> **Task prompt**
Gather all lines from the material that contain the word "level".
════════
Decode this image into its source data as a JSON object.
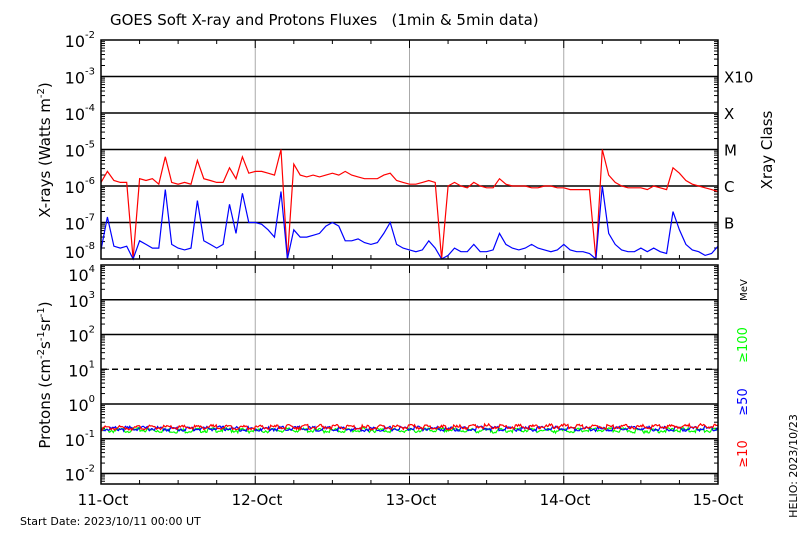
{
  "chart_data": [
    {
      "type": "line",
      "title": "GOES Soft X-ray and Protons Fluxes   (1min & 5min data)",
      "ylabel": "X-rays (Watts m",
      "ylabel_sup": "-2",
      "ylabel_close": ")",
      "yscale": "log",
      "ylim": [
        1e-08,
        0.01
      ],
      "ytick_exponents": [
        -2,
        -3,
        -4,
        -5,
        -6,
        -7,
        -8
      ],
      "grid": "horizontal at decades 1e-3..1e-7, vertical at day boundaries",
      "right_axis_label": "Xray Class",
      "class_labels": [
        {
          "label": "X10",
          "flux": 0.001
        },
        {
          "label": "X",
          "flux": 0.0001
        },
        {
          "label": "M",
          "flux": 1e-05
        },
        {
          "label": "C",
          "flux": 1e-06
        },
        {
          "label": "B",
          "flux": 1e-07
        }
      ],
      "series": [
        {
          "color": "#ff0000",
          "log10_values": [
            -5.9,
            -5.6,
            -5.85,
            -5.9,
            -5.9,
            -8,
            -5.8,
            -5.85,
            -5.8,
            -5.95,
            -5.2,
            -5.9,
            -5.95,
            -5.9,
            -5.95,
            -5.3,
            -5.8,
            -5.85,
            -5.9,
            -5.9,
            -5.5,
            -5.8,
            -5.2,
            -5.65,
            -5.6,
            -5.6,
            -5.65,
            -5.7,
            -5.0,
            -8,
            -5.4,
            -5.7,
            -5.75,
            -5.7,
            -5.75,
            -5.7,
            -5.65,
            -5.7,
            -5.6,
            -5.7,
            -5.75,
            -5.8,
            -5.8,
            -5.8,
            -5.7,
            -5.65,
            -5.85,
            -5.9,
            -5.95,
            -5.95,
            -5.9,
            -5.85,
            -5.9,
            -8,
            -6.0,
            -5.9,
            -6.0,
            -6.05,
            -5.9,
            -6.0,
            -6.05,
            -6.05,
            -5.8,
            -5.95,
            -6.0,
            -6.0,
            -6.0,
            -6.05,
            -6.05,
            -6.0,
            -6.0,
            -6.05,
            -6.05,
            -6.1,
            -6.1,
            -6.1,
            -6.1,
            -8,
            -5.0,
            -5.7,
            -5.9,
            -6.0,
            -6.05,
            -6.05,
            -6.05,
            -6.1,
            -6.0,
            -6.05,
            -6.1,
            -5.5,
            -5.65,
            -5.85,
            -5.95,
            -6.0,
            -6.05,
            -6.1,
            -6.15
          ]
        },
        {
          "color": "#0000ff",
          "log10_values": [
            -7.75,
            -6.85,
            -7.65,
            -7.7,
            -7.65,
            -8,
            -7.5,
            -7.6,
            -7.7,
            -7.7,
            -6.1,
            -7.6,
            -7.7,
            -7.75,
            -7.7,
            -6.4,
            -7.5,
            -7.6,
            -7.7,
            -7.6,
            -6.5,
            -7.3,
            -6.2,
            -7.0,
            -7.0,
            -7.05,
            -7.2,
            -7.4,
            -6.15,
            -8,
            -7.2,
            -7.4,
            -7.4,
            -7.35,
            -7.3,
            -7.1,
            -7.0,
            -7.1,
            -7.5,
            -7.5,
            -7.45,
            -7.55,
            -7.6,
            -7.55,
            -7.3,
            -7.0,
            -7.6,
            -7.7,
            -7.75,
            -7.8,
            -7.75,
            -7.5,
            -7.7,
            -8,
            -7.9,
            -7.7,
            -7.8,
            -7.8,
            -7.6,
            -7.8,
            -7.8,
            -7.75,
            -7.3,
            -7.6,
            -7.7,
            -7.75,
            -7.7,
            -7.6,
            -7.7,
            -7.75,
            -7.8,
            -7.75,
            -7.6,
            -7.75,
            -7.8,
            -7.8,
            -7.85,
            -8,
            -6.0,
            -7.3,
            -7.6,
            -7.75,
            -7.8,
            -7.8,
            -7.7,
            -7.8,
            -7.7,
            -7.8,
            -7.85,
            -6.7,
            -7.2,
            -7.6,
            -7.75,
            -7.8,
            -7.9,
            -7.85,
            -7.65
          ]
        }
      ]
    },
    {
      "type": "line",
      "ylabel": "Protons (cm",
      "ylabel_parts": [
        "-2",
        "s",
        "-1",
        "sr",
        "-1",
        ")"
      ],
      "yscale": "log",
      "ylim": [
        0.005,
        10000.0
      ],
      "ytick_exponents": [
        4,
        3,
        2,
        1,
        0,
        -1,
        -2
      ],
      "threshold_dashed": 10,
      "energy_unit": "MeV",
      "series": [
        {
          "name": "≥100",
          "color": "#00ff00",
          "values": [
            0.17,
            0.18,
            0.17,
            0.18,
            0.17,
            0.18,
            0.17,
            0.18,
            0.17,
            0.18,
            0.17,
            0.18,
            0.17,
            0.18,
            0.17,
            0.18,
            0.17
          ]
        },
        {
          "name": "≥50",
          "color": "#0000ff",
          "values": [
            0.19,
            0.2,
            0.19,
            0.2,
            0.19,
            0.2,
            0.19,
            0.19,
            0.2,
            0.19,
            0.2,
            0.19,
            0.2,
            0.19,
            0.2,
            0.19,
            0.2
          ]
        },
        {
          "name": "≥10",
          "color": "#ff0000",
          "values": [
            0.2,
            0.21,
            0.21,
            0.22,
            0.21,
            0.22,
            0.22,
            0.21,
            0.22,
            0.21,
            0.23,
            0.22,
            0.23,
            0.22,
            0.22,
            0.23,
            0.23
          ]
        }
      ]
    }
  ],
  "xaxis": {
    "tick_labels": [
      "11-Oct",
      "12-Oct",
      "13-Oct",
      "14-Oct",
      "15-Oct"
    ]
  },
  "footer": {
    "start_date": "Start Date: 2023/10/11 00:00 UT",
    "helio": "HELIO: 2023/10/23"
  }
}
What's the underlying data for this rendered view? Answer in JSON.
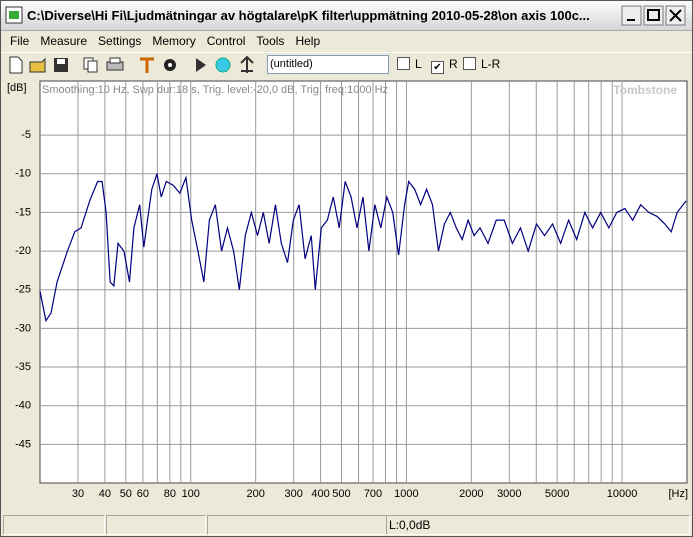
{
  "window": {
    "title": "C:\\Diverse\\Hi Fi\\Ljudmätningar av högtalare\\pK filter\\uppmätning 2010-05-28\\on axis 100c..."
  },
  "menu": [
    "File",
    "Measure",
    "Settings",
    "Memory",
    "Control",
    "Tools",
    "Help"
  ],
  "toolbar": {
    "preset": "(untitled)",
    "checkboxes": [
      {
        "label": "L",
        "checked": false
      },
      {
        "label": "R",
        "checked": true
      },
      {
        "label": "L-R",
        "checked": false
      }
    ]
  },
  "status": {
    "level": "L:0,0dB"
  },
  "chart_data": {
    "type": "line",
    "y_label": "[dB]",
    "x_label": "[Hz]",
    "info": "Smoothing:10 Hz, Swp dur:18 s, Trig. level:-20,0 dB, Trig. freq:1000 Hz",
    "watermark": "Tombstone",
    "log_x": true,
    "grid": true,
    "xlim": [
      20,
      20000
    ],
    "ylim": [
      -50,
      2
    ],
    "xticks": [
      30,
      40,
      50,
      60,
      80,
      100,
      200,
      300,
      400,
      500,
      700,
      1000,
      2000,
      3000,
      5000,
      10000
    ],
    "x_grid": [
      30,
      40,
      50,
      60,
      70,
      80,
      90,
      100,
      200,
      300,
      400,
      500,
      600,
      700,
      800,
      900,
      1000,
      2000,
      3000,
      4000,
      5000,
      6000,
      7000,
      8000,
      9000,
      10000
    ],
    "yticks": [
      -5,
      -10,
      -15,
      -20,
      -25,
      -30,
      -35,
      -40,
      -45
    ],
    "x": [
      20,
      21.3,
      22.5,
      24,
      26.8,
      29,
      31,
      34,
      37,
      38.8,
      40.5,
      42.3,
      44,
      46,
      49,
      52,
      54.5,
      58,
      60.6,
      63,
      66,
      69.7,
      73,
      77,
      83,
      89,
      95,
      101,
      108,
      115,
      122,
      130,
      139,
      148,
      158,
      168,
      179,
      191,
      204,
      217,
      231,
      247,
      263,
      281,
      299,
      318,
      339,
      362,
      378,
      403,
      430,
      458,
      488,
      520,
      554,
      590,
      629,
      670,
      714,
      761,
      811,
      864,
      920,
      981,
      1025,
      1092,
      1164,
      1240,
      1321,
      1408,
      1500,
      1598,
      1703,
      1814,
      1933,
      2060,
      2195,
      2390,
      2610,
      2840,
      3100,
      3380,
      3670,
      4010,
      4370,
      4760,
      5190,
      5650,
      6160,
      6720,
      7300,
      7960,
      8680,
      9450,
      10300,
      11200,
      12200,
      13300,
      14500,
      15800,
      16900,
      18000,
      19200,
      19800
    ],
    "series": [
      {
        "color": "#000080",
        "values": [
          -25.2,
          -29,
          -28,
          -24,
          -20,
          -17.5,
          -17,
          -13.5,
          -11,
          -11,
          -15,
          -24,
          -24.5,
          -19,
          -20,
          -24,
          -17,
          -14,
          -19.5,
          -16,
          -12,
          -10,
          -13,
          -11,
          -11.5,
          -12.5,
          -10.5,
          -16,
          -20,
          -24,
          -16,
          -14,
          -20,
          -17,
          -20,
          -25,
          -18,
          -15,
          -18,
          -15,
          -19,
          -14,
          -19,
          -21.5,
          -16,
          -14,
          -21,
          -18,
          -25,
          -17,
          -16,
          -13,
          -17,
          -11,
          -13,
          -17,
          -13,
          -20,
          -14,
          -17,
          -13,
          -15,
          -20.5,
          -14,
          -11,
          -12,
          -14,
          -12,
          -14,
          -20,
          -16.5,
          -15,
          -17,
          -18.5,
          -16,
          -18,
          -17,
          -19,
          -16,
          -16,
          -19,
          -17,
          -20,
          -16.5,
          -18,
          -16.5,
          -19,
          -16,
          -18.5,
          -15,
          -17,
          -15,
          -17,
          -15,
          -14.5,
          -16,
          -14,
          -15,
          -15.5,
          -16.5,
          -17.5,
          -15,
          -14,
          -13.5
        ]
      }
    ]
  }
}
════════
> **Written solution**
    "level": "L:0,0dB"
    "info": "Smoothing:10 Hz, Swp dur:18 s, Trig. level:-20,0 dB, Trig. freq:1000 Hz",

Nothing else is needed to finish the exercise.